┏━━
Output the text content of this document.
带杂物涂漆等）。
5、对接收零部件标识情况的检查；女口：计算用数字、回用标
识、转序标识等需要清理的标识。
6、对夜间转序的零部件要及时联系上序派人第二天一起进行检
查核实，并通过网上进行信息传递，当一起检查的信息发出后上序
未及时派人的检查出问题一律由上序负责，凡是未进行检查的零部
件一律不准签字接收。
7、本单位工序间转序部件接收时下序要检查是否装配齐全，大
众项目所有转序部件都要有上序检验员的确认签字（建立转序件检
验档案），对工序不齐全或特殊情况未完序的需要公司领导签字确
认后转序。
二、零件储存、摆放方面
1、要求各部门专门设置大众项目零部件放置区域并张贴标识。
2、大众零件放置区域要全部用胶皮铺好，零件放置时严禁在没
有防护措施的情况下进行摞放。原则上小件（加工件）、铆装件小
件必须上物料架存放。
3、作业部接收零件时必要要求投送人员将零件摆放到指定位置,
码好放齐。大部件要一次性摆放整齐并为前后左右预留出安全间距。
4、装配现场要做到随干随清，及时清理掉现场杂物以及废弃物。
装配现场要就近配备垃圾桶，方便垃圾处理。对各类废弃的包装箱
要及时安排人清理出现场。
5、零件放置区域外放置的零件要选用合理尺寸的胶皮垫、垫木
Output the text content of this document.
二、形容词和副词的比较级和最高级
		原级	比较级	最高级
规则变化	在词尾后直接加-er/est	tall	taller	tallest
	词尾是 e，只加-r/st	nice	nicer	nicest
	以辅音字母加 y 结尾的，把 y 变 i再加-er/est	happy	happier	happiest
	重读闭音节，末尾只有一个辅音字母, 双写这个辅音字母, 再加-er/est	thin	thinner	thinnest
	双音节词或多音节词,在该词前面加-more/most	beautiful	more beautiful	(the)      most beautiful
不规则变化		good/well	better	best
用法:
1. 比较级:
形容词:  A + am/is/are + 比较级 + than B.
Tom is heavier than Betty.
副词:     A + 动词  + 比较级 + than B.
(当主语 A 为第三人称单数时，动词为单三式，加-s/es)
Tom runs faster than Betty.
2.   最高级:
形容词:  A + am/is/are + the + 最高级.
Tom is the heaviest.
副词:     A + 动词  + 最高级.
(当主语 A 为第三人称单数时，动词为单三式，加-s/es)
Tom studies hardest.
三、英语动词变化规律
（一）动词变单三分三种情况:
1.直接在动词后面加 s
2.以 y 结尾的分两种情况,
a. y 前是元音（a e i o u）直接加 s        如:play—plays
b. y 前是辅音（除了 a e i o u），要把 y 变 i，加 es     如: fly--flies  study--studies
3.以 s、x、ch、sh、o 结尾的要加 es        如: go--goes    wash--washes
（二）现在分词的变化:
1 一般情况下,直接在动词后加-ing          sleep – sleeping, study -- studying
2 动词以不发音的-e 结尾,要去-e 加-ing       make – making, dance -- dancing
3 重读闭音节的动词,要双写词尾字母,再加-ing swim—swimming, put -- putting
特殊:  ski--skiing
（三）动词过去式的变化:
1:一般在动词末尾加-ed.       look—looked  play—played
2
┗━━
STATED TASK:
Here, the records must be output exactly and in full.

THE RESULT:
Output the text content of this document.
带杂物涂漆等）。
5、对接收零部件标识情况的检查；女口：计算用数字、回用标
识、转序标识等需要清理的标识。
6、对夜间转序的零部件要及时联系上序派人第二天一起进行检
查核实，并通过网上进行信息传递，当一起检查的信息发出后上序
未及时派人的检查出问题一律由上序负责，凡是未进行检查的零部
件一律不准签字接收。
7、本单位工序间转序部件接收时下序要检查是否装配齐全，大
众项目所有转序部件都要有上序检验员的确认签字（建立转序件检
验档案），对工序不齐全或特殊情况未完序的需要公司领导签字确
认后转序。
二、零件储存、摆放方面
1、要求各部门专门设置大众项目零部件放置区域并张贴标识。
2、大众零件放置区域要全部用胶皮铺好，零件放置时严禁在没
有防护措施的情况下进行摞放。原则上小件（加工件）、铆装件小
件必须上物料架存放。
3、作业部接收零件时必要要求投送人员将零件摆放到指定位置,
码好放齐。大部件要一次性摆放整齐并为前后左右预留出安全间距。
4、装配现场要做到随干随清，及时清理掉现场杂物以及废弃物。
装配现场要就近配备垃圾桶，方便垃圾处理。对各类废弃的包装箱
要及时安排人清理出现场。
5、零件放置区域外放置的零件要选用合理尺寸的胶皮垫、垫木
Output the text content of this document.
二、形容词和副词的比较级和最高级
		原级	比较级	最高级
规则变化	在词尾后直接加-er/est	tall	taller	tallest
	词尾是 e，只加-r/st	nice	nicer	nicest
	以辅音字母加 y 结尾的，把 y 变 i再加-er/est	happy	happier	happiest
	重读闭音节，末尾只有一个辅音字母, 双写这个辅音字母, 再加-er/est	thin	thinner	thinnest
	双音节词或多音节词,在该词前面加-more/most	beautiful	more beautiful	(the)      most beautiful
不规则变化		good/well	better	best
用法:
1. 比较级:
形容词:  A + am/is/are + 比较级 + than B.
Tom is heavier than Betty.
副词:     A + 动词  + 比较级 + than B.
(当主语 A 为第三人称单数时，动词为单三式，加-s/es)
Tom runs faster than Betty.
2.   最高级:
形容词:  A + am/is/are + the + 最高级.
Tom is the heaviest.
副词:     A + 动词  + 最高级.
(当主语 A 为第三人称单数时，动词为单三式，加-s/es)
Tom studies hardest.
三、英语动词变化规律
（一）动词变单三分三种情况:
1.直接在动词后面加 s
2.以 y 结尾的分两种情况,
a. y 前是元音（a e i o u）直接加 s        如:play—plays
b. y 前是辅音（除了 a e i o u），要把 y 变 i，加 es     如: fly--flies  study--studies
3.以 s、x、ch、sh、o 结尾的要加 es        如: go--goes    wash--washes
（二）现在分词的变化:
1 一般情况下,直接在动词后加-ing          sleep – sleeping, study -- studying
2 动词以不发音的-e 结尾,要去-e 加-ing       make – making, dance -- dancing
3 重读闭音节的动词,要双写词尾字母,再加-ing swim—swimming, put -- putting
特殊:  ski--skiing
（三）动词过去式的变化:
1:一般在动词末尾加-ed.       look—looked  play—played
2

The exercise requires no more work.